<<<<

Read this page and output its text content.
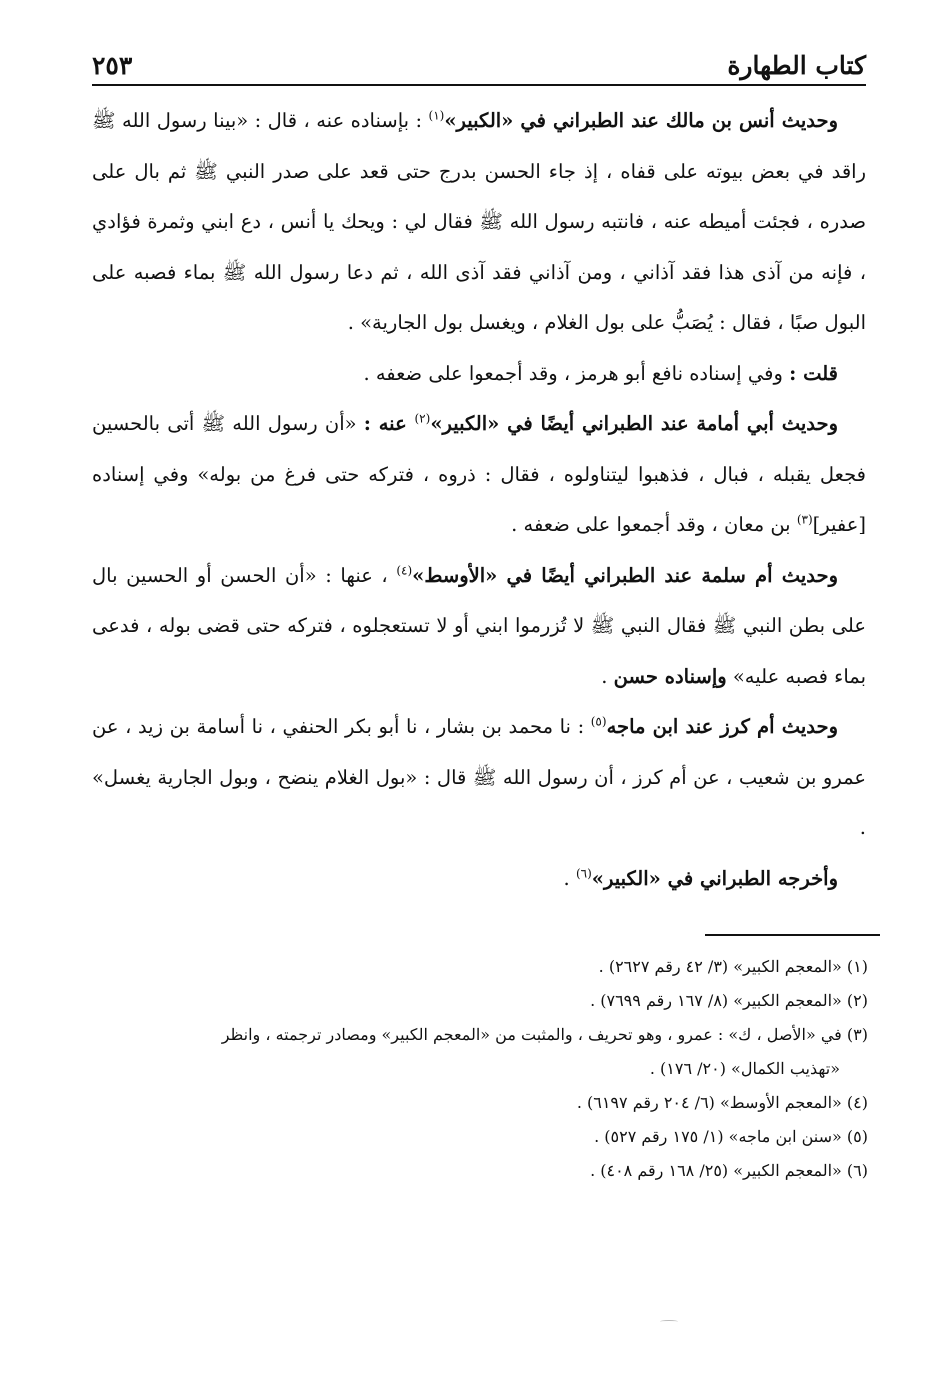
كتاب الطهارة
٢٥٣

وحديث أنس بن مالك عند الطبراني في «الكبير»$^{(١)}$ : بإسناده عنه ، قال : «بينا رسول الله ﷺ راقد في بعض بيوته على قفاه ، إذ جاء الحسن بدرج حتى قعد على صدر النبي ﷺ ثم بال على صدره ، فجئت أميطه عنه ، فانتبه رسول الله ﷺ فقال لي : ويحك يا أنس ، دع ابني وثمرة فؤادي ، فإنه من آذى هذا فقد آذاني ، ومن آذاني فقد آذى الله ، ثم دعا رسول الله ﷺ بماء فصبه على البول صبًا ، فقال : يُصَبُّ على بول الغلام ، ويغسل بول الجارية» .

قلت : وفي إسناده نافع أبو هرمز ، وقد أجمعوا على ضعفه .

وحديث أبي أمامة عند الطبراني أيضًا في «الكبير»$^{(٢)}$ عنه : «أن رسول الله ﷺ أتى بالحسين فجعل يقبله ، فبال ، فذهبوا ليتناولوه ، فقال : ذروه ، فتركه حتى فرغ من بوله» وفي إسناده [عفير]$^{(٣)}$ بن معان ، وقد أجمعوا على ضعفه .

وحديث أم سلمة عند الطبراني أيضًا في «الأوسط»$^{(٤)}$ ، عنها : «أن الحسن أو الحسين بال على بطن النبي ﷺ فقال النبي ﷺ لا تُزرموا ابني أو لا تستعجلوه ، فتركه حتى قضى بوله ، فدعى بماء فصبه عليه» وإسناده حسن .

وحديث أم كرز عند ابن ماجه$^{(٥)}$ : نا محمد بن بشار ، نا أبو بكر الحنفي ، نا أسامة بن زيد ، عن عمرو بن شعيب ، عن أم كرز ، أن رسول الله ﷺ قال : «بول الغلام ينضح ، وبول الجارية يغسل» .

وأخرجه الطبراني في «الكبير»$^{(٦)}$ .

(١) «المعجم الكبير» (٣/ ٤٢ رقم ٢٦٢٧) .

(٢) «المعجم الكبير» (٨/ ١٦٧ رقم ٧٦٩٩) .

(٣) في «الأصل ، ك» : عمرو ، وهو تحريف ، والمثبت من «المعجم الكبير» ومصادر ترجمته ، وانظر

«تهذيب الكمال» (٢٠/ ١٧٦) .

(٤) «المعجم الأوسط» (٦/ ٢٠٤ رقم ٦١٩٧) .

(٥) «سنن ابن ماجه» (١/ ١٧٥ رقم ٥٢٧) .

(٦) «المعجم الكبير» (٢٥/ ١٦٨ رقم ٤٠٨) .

>>>>

Exercise details
Every entry should be returned exactly as written, minus the pictures.

Answer for the task
Read this page and output its text content.
كتاب الطهارة
٢٥٣

وحديث أنس بن مالك عند الطبراني في «الكبير»$^{(١)}$ : بإسناده عنه ، قال : «بينا رسول الله ﷺ راقد في بعض بيوته على قفاه ، إذ جاء الحسن بدرج حتى قعد على صدر النبي ﷺ ثم بال على صدره ، فجئت أميطه عنه ، فانتبه رسول الله ﷺ فقال لي : ويحك يا أنس ، دع ابني وثمرة فؤادي ، فإنه من آذى هذا فقد آذاني ، ومن آذاني فقد آذى الله ، ثم دعا رسول الله ﷺ بماء فصبه على البول صبًا ، فقال : يُصَبُّ على بول الغلام ، ويغسل بول الجارية» .

قلت : وفي إسناده نافع أبو هرمز ، وقد أجمعوا على ضعفه .

وحديث أبي أمامة عند الطبراني أيضًا في «الكبير»$^{(٢)}$ عنه : «أن رسول الله ﷺ أتى بالحسين فجعل يقبله ، فبال ، فذهبوا ليتناولوه ، فقال : ذروه ، فتركه حتى فرغ من بوله» وفي إسناده [عفير]$^{(٣)}$ بن معان ، وقد أجمعوا على ضعفه .

وحديث أم سلمة عند الطبراني أيضًا في «الأوسط»$^{(٤)}$ ، عنها : «أن الحسن أو الحسين بال على بطن النبي ﷺ فقال النبي ﷺ لا تُزرموا ابني أو لا تستعجلوه ، فتركه حتى قضى بوله ، فدعى بماء فصبه عليه» وإسناده حسن .

وحديث أم كرز عند ابن ماجه$^{(٥)}$ : نا محمد بن بشار ، نا أبو بكر الحنفي ، نا أسامة بن زيد ، عن عمرو بن شعيب ، عن أم كرز ، أن رسول الله ﷺ قال : «بول الغلام ينضح ، وبول الجارية يغسل» .

وأخرجه الطبراني في «الكبير»$^{(٦)}$ .

(١) «المعجم الكبير» (٣/ ٤٢ رقم ٢٦٢٧) .

(٢) «المعجم الكبير» (٨/ ١٦٧ رقم ٧٦٩٩) .

(٣) في «الأصل ، ك» : عمرو ، وهو تحريف ، والمثبت من «المعجم الكبير» ومصادر ترجمته ، وانظر

«تهذيب الكمال» (٢٠/ ١٧٦) .

(٤) «المعجم الأوسط» (٦/ ٢٠٤ رقم ٦١٩٧) .

(٥) «سنن ابن ماجه» (١/ ١٧٥ رقم ٥٢٧) .

(٦) «المعجم الكبير» (٢٥/ ١٦٨ رقم ٤٠٨) .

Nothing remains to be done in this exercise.